* **RECORDED INFORMATION**
• • •
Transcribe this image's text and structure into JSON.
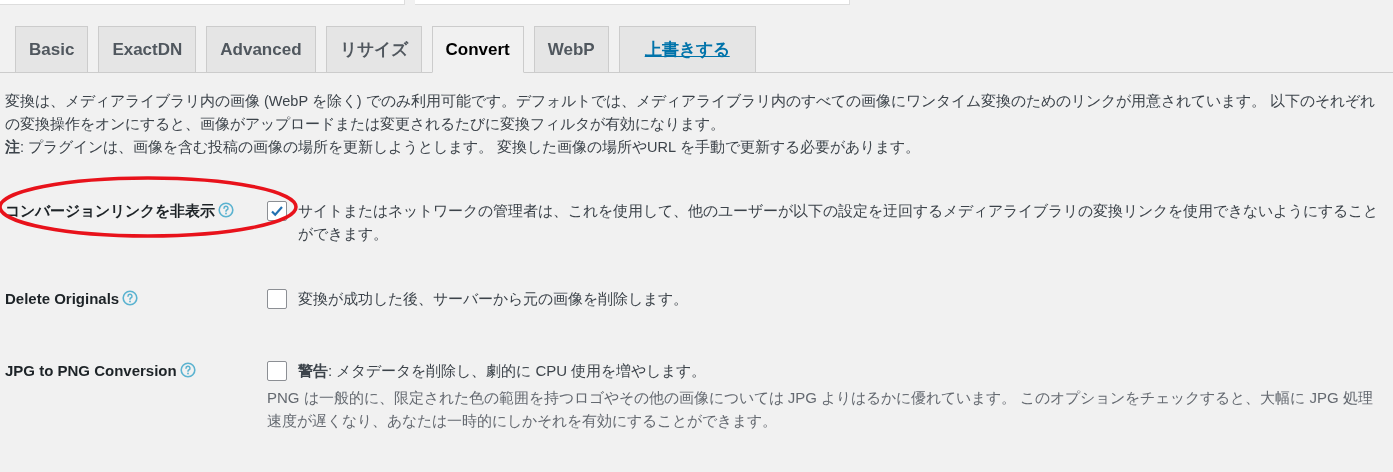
{
  "tabs": [
    {
      "label": "Basic",
      "kind": "tab",
      "selected": false
    },
    {
      "label": "ExactDN",
      "kind": "tab",
      "selected": false
    },
    {
      "label": "Advanced",
      "kind": "tab",
      "selected": false
    },
    {
      "label": "リサイズ",
      "kind": "tab",
      "selected": false
    },
    {
      "label": "Convert",
      "kind": "tab",
      "selected": true
    },
    {
      "label": "WebP",
      "kind": "tab",
      "selected": false
    },
    {
      "label": "上書きする",
      "kind": "link",
      "selected": false
    }
  ],
  "intro": [
    "変換は、メディアライブラリ内の画像 (WebP を除く) でのみ利用可能です。デフォルトでは、メディアライブラリ内のすべての画像にワンタイム変換のためのリンクが用意されています。 以下のそれぞれの変換操作をオンにすると、画像がアップロードまたは変更されるたびに変換フィルタが有効になります。",
    "**注**: プラグインは、画像を含む投稿の画像の場所を更新しようとします。 変換した画像の場所やURL を手動で更新する必要があります。"
  ],
  "settings": [
    {
      "label": "コンバージョンリンクを非表示",
      "highlighted": true,
      "checked": true,
      "description": "サイトまたはネットワークの管理者は、これを使用して、他のユーザーが以下の設定を迂回するメディアライブラリの変換リンクを使用できないようにすることができます。"
    },
    {
      "label": "Delete Originals",
      "highlighted": false,
      "checked": false,
      "description": "変換が成功した後、サーバーから元の画像を削除します。"
    },
    {
      "label": "JPG to PNG Conversion",
      "highlighted": false,
      "checked": false,
      "description": "**警告**: メタデータを削除し、劇的に CPU 使用を増やします。",
      "notes": [
        "PNG は一般的に、限定された色の範囲を持つロゴやその他の画像については JPG よりはるかに優れています。 このオプションをチェックすると、大幅に JPG 処理速度が遅くなり、あなたは一時的にしかそれを有効にすることができます。"
      ]
    }
  ]
}
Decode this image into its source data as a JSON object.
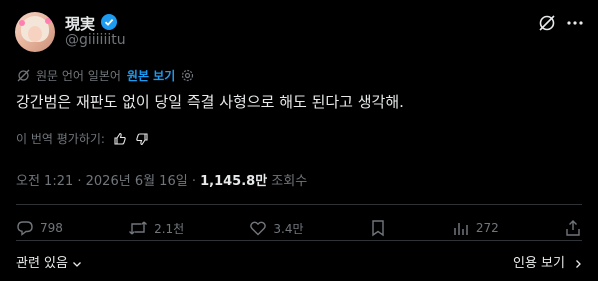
{
  "header": {
    "display_name": "現実",
    "handle": "@giiiiiitu"
  },
  "translation": {
    "language_note": "원문 언어 일본어",
    "show_original_label": "원본 보기"
  },
  "tweet": {
    "text": "강간범은 재판도 없이 당일 즉결 사형으로 해도 된다고 생각해."
  },
  "rate": {
    "label": "이 번역 평가하기:"
  },
  "meta": {
    "timestamp": "오전 1:21 · 2026년 6월 16일 · ",
    "views_count": "1,145.8만",
    "views_label": " 조회수"
  },
  "actions": {
    "replies": "798",
    "retweets": "2.1천",
    "likes": "3.4만",
    "bookmarks": "272"
  },
  "footer": {
    "related_label": "관련 있음",
    "quotes_label": "인용 보기"
  },
  "colors": {
    "accent": "#1d9bf0",
    "text": "#e7e9ea",
    "muted": "#71767b",
    "divider": "#2f3336"
  }
}
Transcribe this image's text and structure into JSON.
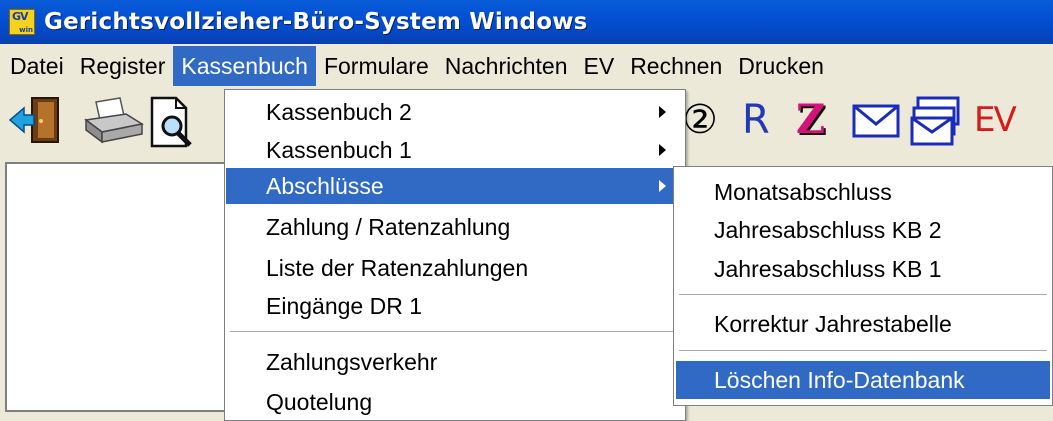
{
  "window": {
    "title": "Gerichtsvollzieher-Büro-System Windows",
    "logo_top": "GV",
    "logo_bottom": "win"
  },
  "menubar": [
    "Datei",
    "Register",
    "Kassenbuch",
    "Formulare",
    "Nachrichten",
    "EV",
    "Rechnen",
    "Drucken"
  ],
  "toolbar": {
    "icons": [
      "exit-door-icon",
      "printer-icon",
      "print-preview-icon",
      "circled-2-icon",
      "r-icon",
      "z-icon",
      "envelope-icon",
      "stacked-envelopes-icon",
      "ev-icon"
    ],
    "circled_2": "②",
    "r_label": "R",
    "z_label": "Z",
    "ev_label": "EV"
  },
  "kassenbuch_menu": {
    "items": [
      "Kassenbuch 2",
      "Kassenbuch 1",
      "Abschlüsse",
      "Zahlung / Ratenzahlung",
      "Liste der Ratenzahlungen",
      "Eingänge DR 1",
      "Zahlungsverkehr",
      "Quotelung"
    ]
  },
  "abschluesse_menu": {
    "items": [
      "Monatsabschluss",
      "Jahresabschluss KB 2",
      "Jahresabschluss KB 1",
      "Korrektur Jahrestabelle",
      "Löschen Info-Datenbank"
    ]
  },
  "colors": {
    "titlebar": "#0453d4",
    "highlight": "#316ac5",
    "menu_face": "#ece9d8"
  }
}
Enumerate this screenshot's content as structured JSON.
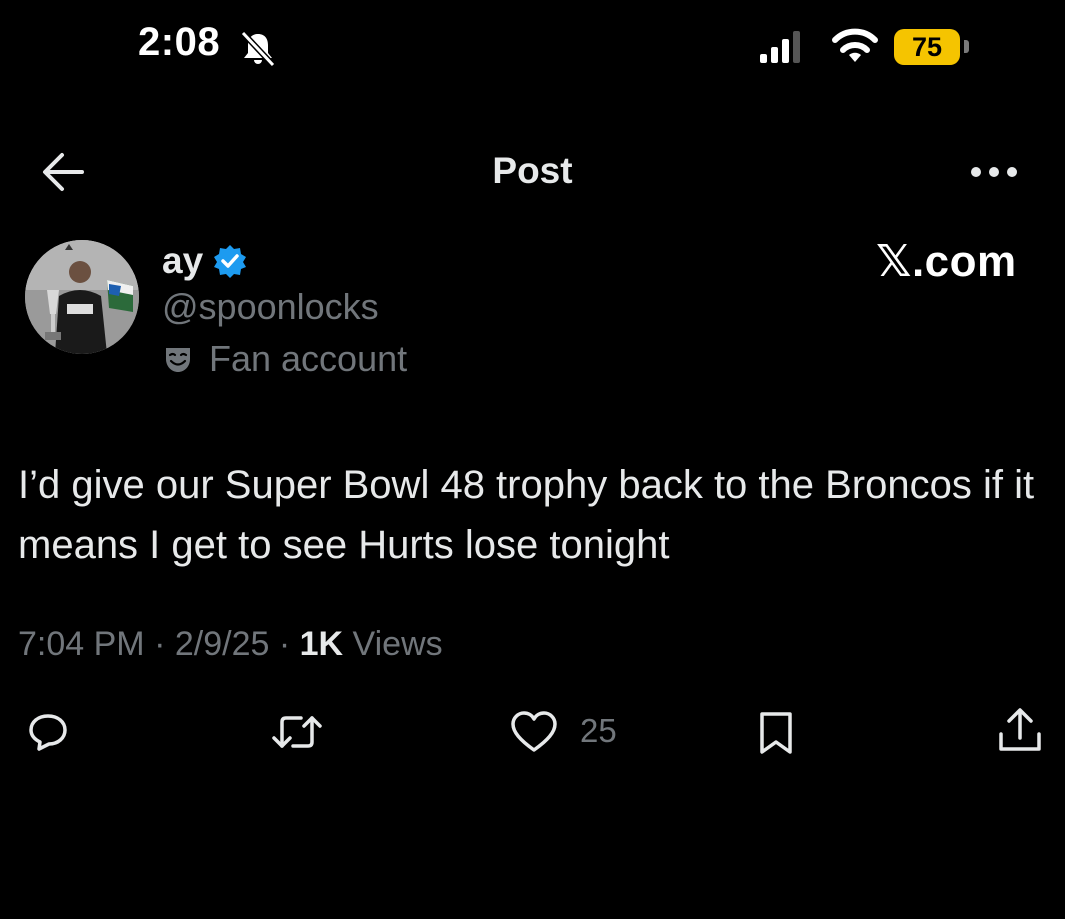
{
  "status_bar": {
    "time": "2:08",
    "battery": "75",
    "icons": [
      "bell-slash-icon",
      "signal-icon",
      "wifi-icon",
      "battery-icon"
    ]
  },
  "header": {
    "title": "Post",
    "back_icon": "arrow-left-icon",
    "more_icon": "more-horizontal-icon"
  },
  "post": {
    "author": {
      "display_name": "ay",
      "handle": "@spoonlocks",
      "label": "Fan account",
      "verified": true
    },
    "watermark": "𝕏.com",
    "text": "I’d give our Super Bowl 48 trophy back to the Broncos if it means I get to see Hurts lose tonight",
    "time": "7:04 PM",
    "date": "2/9/25",
    "sep": "·",
    "views_count": "1K",
    "views_label": "Views"
  },
  "actions": {
    "like_count": "25",
    "icons": [
      "reply-icon",
      "retweet-icon",
      "heart-icon",
      "bookmark-icon",
      "share-icon"
    ]
  },
  "colors": {
    "background": "#000000",
    "text_primary": "#e7e9ea",
    "text_secondary": "#71767b",
    "verified_blue": "#1d9bf0",
    "battery_yellow": "#f5c400"
  }
}
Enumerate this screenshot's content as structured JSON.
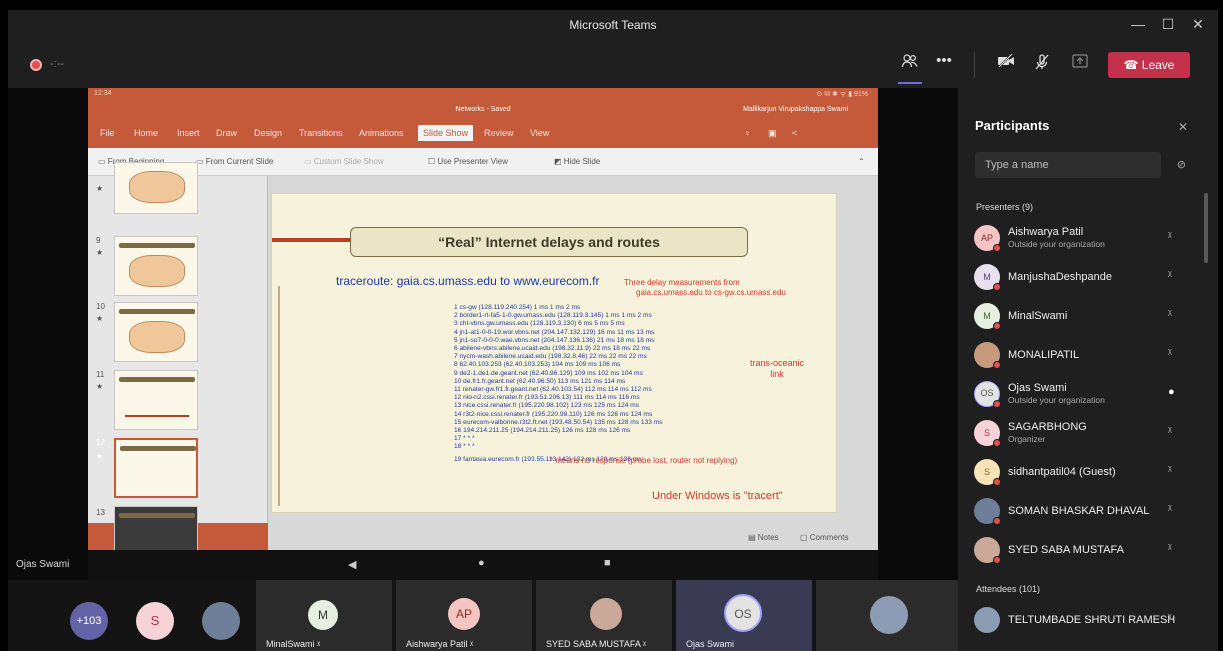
{
  "window": {
    "title": "Microsoft Teams",
    "minimize": "—",
    "maximize": "☐",
    "close": "✕"
  },
  "toolbar": {
    "record_time": "-:--",
    "participants_icon": "people-icon",
    "more": "•••",
    "camera_icon": "camera-off-icon",
    "mic_icon": "mic-off-icon",
    "share_icon": "share-tray-icon",
    "leave_label": "Leave",
    "leave_color": "#c4314b"
  },
  "ppt": {
    "status_time": "12:34",
    "status_right": "⊙ ✉ ✱ ᯤ ▮ 91%",
    "doc_title": "Networks - Saved",
    "user": "Mallikarjun Virupakshappa Swami",
    "tabs": [
      "File",
      "Home",
      "Insert",
      "Draw",
      "Design",
      "Transitions",
      "Animations",
      "Slide Show",
      "Review",
      "View"
    ],
    "commands": [
      "From Beginning",
      "From Current Slide",
      "Custom Slide Show",
      "Use Presenter View",
      "Hide Slide"
    ],
    "thumb_numbers": [
      "9",
      "10",
      "11",
      "12",
      "13"
    ],
    "notes": "Notes",
    "comments": "Comments"
  },
  "slide": {
    "title": "“Real” Internet delays and routes",
    "traceroute": "traceroute: gaia.cs.umass.edu to www.eurecom.fr",
    "delay_note_1": "Three delay measurements from",
    "delay_note_2": "gaia.cs.umass.edu to cs-gw.cs.umass.edu",
    "hops": [
      "1  cs-gw (128.119.240.254)  1 ms  1 ms  2 ms",
      "2  border1-rt-fa5-1-0.gw.umass.edu (128.119.3.145)  1 ms  1 ms  2 ms",
      "3  cht-vbns.gw.umass.edu (128.119.3.130)  6 ms 5 ms 5 ms",
      "4  jn1-at1-0-0-19.wor.vbns.net (204.147.132.129)  16 ms 11 ms 13 ms",
      "5  jn1-so7-0-0-0.wae.vbns.net (204.147.136.136)  21 ms 18 ms 18 ms",
      "6  abilene-vbns.abilene.ucaid.edu (198.32.11.9)  22 ms  18 ms  22 ms",
      "7  nycm-wash.abilene.ucaid.edu (198.32.8.46)  22 ms  22 ms  22 ms",
      "8  62.40.103.253 (62.40.103.253)  104 ms 109 ms 106 ms",
      "9  de2-1.de1.de.geant.net (62.40.96.129)  109 ms 102 ms 104 ms",
      "10  de.fr1.fr.geant.net (62.40.96.50)  113 ms 121 ms 114 ms",
      "11  renater-gw.fr1.fr.geant.net (62.40.103.54)  112 ms  114 ms  112 ms",
      "12  nio-n2.cssi.renater.fr (193.51.206.13)  111 ms  114 ms  116 ms",
      "13  nice.cssi.renater.fr (195.220.98.102)  123 ms  125 ms  124 ms",
      "14  r3t2-nice.cssi.renater.fr (195.220.98.110)  126 ms  126 ms  124 ms",
      "15  eurecom-valbonne.r3t2.ft.net (193.48.50.54)  135 ms  128 ms  133 ms",
      "16  194.214.211.25 (194.214.211.25)  126 ms  128 ms  126 ms",
      "17  * * *",
      "18  * * *",
      "19  fantasia.eurecom.fr (193.55.113.142)  132 ms  128 ms  136 ms"
    ],
    "trans_oceanic_1": "trans-oceanic",
    "trans_oceanic_2": "link",
    "no_response": "* means no response (probe lost, router not replying)",
    "tracert": "Under Windows is \"tracert\""
  },
  "presenter_name": "Ojas Swami",
  "android_nav": {
    "back": "◀",
    "home": "●",
    "recents": "■"
  },
  "bottom_strip": {
    "overflow_count": "+103",
    "s_initial": "S",
    "tiles": [
      {
        "initials": "M",
        "name": "MinalSwami"
      },
      {
        "initials": "AP",
        "name": "Aishwarya Patil"
      },
      {
        "initials": "",
        "name": "SYED SABA MUSTAFA"
      },
      {
        "initials": "OS",
        "name": "Ojas Swami"
      }
    ]
  },
  "participants": {
    "title": "Participants",
    "search_placeholder": "Type a name",
    "presenters_header": "Presenters (9)",
    "attendees_header": "Attendees (101)",
    "presenters": [
      {
        "initials": "AP",
        "name": "Aishwarya Patil",
        "sub": "Outside your organization",
        "color": "#f4c6c3"
      },
      {
        "initials": "M",
        "name": "ManjushaDeshpande",
        "sub": "",
        "color": "#e8e0ef"
      },
      {
        "initials": "M",
        "name": "MinalSwami",
        "sub": "",
        "color": "#e6efe0"
      },
      {
        "initials": "",
        "name": "MONALIPATIL",
        "sub": "",
        "color": "#c79a7e"
      },
      {
        "initials": "OS",
        "name": "Ojas Swami",
        "sub": "Outside your organization",
        "color": "#e3e3e3"
      },
      {
        "initials": "S",
        "name": "SAGARBHONG",
        "sub": "Organizer",
        "color": "#f6d3d6"
      },
      {
        "initials": "S",
        "name": "sidhantpatil04 (Guest)",
        "sub": "",
        "color": "#f6e3b8"
      },
      {
        "initials": "",
        "name": "SOMAN BHASKAR DHAVAL",
        "sub": "",
        "color": "#6f7f9a"
      },
      {
        "initials": "",
        "name": "SYED SABA MUSTAFA",
        "sub": "",
        "color": "#caa99a"
      }
    ],
    "attendees": [
      {
        "initials": "",
        "name": "TELTUMBADE SHRUTI RAMESH",
        "color": "#8c9cb4"
      }
    ]
  }
}
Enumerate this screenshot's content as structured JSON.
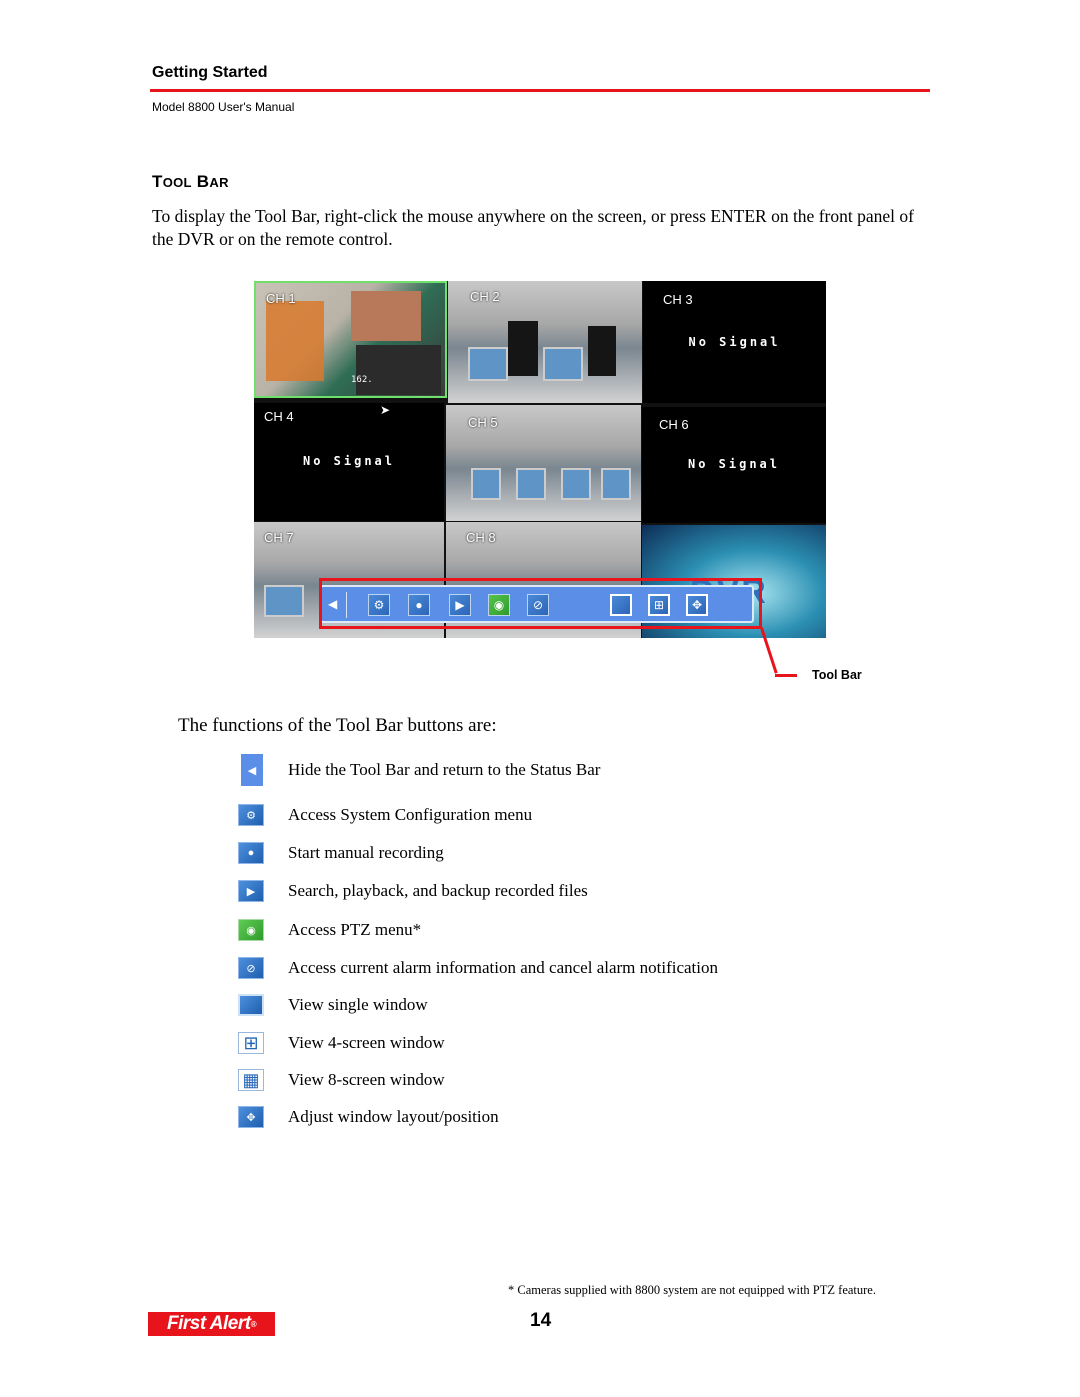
• • •
* **DESCRIPTION OF THE TASK**
Review the material and copy each line in which the word "abilene" appears.

* **SOLUTION TO THE EXERCISE**
      "6  abilene-vbns.abilene.ucaid.edu (198.32.11.9)  22 ms  18 ms  22 ms",
      "7  nycm-wash.abilene.ucaid.edu (198.32.8.46)  22 ms  22 ms  22 ms",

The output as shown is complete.